REQUIREMENTS =>
Go through the data below. List every line that holds the word "Skinny".

======== GIVEN INFORMATION

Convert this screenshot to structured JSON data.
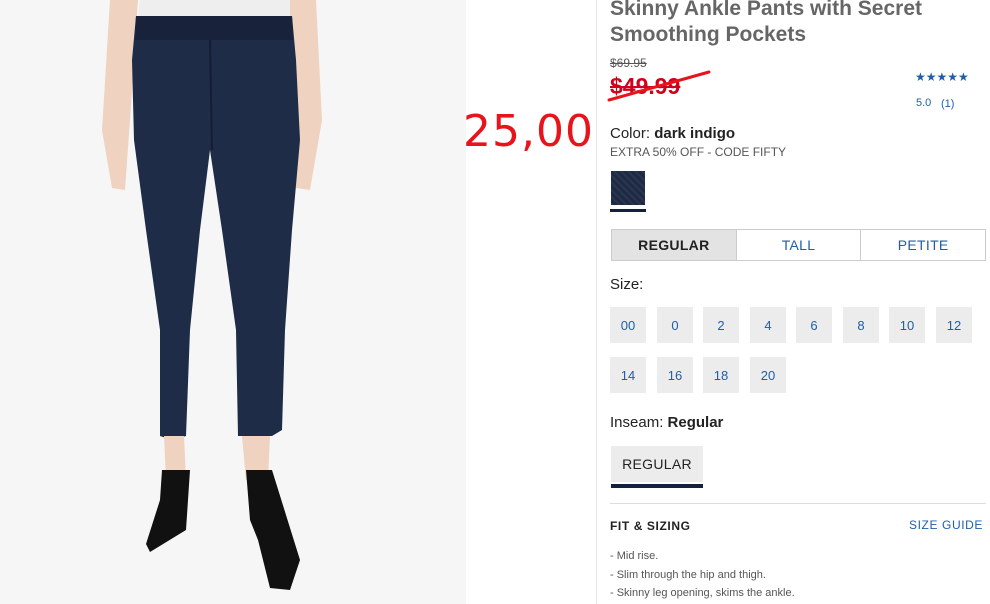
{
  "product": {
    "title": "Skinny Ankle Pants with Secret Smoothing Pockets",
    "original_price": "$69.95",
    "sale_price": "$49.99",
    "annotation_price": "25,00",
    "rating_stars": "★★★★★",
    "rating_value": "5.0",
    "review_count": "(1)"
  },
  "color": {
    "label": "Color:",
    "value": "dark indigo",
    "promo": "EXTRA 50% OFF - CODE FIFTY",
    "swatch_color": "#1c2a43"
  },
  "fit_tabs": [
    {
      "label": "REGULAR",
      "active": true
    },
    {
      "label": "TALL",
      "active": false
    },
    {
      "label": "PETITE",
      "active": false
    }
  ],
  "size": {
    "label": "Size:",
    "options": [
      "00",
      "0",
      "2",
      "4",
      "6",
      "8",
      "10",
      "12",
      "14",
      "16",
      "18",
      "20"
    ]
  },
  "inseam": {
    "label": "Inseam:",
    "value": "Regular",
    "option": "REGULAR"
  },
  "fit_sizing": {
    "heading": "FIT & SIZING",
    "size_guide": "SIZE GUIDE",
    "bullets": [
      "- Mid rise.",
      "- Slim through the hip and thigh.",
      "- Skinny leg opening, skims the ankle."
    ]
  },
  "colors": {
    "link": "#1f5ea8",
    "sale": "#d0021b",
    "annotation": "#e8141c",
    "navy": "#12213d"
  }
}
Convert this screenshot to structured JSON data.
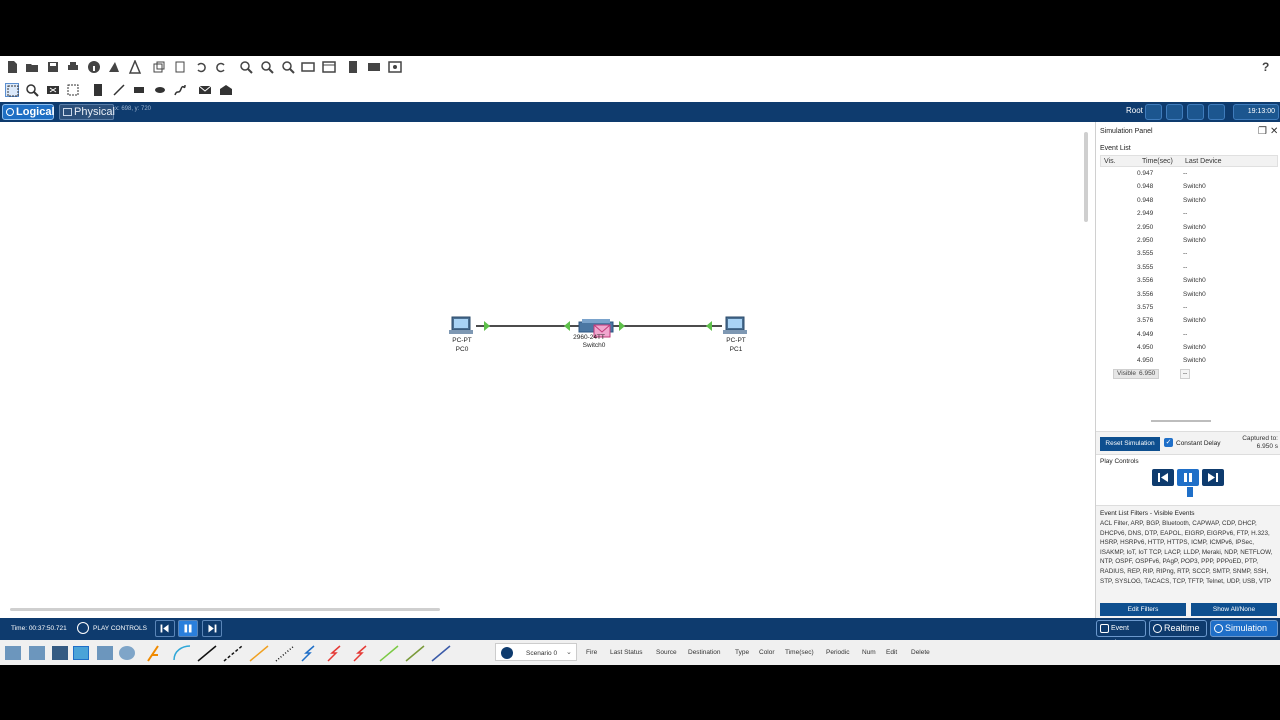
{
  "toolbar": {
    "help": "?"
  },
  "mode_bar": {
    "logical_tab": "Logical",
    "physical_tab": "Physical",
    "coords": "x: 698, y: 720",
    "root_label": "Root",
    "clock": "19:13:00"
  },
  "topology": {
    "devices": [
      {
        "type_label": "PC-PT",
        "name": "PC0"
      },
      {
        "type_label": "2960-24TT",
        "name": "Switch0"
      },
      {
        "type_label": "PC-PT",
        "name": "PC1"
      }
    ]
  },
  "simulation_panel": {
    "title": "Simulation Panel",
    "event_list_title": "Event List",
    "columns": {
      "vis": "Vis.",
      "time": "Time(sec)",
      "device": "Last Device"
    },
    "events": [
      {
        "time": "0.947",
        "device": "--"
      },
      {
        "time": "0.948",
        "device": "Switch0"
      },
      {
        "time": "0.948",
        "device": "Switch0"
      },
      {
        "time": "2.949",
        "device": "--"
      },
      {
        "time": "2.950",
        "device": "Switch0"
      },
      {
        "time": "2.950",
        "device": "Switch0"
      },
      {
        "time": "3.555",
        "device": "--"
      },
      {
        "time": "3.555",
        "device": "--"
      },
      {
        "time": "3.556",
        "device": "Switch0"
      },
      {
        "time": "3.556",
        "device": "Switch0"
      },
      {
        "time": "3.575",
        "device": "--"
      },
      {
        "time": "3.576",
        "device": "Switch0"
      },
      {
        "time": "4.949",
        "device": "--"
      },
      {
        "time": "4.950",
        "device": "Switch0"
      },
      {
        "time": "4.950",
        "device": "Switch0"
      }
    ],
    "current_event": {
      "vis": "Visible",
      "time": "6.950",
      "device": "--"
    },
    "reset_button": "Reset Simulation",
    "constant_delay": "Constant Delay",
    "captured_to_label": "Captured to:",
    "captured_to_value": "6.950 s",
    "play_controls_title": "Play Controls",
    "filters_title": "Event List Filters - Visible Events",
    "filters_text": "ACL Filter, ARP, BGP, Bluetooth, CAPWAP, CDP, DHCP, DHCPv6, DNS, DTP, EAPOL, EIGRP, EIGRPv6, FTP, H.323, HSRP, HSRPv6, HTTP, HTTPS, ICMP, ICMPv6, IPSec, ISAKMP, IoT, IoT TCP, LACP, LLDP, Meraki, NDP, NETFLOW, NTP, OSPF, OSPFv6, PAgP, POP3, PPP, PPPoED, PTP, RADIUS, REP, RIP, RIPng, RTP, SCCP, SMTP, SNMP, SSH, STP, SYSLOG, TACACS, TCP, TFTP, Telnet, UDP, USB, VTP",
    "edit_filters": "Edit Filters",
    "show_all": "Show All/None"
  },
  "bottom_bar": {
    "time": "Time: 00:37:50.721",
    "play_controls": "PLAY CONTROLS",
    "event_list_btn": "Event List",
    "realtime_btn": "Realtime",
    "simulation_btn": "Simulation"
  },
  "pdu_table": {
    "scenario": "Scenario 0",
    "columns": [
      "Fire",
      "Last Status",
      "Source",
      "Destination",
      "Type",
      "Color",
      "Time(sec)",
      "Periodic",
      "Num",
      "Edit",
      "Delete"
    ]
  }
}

================
======== GIVEN INFORMATION

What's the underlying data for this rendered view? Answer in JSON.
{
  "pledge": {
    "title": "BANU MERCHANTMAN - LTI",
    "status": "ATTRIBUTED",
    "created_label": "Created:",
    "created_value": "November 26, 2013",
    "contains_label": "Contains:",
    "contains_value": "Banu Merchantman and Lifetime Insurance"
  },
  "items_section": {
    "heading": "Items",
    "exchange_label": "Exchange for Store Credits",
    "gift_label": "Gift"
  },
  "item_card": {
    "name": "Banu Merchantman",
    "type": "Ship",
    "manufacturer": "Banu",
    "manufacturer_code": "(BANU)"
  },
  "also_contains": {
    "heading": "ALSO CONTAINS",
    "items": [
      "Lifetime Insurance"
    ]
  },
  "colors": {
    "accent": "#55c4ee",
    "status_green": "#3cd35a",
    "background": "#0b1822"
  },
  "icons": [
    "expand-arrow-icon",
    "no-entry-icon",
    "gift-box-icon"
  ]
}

================

RESULT =>
    "title": "Skinny Ankle Pants with Secret Smoothing Pockets",
      "- Skinny leg opening, skims the ankle."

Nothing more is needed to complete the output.